(Source records)

---+---

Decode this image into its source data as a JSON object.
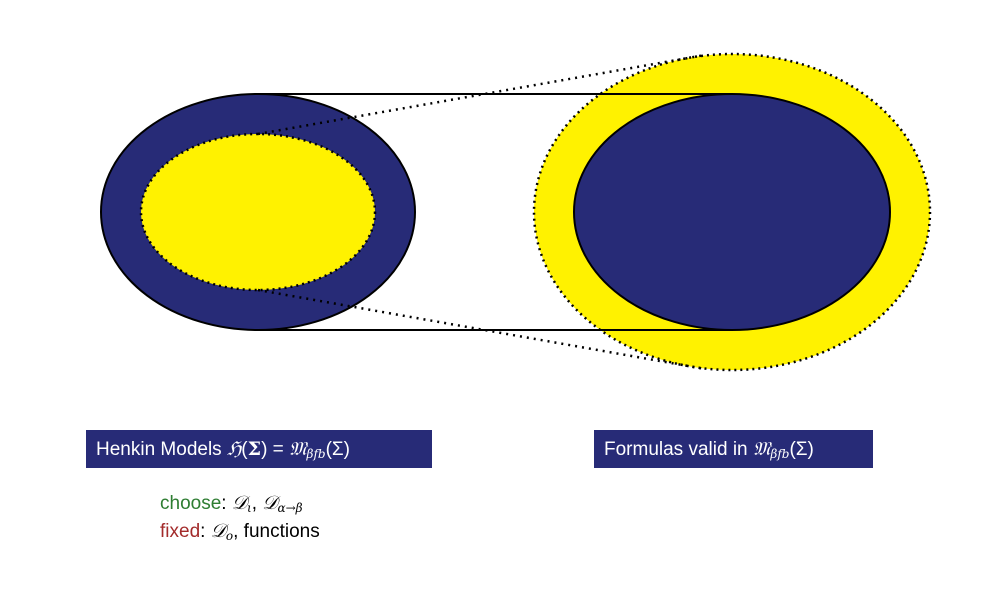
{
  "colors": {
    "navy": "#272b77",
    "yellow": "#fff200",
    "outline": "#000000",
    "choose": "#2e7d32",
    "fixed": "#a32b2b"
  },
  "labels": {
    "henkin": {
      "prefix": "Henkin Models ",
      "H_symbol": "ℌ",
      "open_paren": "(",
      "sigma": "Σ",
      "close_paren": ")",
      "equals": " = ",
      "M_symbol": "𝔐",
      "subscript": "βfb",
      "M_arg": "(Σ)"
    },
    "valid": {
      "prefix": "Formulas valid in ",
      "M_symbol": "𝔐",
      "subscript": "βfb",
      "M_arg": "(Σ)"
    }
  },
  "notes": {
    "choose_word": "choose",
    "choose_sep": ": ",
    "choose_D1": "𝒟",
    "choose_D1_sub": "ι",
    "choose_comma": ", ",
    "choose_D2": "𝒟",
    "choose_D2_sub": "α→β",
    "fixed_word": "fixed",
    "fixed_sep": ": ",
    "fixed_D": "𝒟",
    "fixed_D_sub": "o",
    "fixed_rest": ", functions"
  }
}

---+---

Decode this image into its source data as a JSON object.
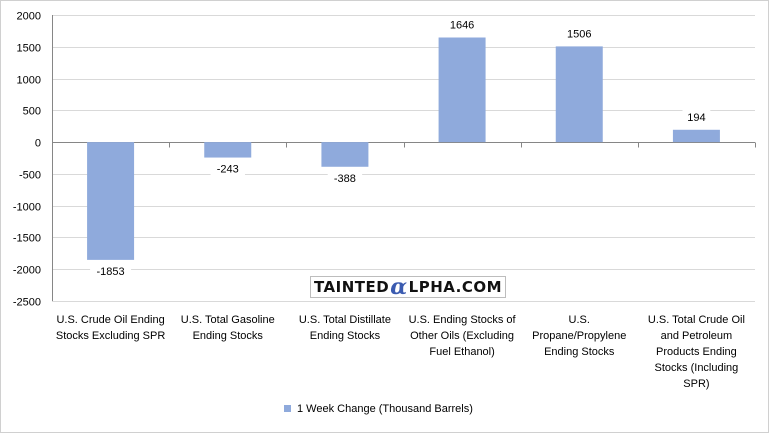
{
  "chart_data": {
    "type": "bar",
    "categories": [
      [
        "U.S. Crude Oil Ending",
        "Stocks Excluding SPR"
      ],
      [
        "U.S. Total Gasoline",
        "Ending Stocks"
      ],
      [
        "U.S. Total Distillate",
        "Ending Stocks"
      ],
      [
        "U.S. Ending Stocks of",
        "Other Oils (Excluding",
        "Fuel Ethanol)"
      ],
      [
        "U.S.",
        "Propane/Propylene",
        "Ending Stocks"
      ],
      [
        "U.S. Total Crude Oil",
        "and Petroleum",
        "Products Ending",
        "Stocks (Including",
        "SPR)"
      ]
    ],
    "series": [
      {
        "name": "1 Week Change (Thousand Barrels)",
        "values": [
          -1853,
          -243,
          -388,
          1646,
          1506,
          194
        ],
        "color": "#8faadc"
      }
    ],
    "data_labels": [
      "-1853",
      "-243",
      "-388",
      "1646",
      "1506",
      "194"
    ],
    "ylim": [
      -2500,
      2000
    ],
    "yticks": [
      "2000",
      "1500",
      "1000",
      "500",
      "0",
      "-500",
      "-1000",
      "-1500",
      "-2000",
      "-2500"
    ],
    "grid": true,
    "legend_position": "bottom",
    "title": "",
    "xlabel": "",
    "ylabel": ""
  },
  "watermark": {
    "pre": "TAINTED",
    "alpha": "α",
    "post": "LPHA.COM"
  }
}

---+---

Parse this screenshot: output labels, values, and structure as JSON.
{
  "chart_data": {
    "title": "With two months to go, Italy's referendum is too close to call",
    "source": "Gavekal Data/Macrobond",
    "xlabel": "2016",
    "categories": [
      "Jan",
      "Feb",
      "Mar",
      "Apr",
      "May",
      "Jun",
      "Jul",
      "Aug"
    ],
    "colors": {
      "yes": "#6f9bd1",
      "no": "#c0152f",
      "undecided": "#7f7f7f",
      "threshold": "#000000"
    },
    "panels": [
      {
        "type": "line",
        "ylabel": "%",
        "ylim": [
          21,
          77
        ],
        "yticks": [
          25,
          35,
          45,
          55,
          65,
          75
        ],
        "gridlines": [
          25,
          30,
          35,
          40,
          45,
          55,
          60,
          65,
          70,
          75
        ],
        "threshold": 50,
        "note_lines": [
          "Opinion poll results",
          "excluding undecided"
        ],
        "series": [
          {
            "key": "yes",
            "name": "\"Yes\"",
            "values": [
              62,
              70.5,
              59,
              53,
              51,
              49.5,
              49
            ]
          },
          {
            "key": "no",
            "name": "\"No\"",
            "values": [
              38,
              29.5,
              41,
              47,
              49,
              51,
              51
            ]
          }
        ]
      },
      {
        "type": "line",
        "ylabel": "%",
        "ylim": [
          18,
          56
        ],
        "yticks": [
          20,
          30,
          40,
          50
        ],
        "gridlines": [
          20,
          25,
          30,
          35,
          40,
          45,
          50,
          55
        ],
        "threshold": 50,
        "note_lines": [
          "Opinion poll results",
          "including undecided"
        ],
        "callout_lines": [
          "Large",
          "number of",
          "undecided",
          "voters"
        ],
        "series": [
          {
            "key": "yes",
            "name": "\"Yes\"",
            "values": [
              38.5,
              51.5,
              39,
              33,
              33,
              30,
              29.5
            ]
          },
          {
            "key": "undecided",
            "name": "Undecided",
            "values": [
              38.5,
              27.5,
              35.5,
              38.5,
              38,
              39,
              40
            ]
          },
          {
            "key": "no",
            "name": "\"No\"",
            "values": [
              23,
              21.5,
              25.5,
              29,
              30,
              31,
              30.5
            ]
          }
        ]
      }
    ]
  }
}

---+---

Work required →
Read the entries above, then pull out the lines that include "Total".

Correct response →
        "U.S. Total Gasoline",
        "U.S. Total Distillate",
        "U.S. Total Crude Oil",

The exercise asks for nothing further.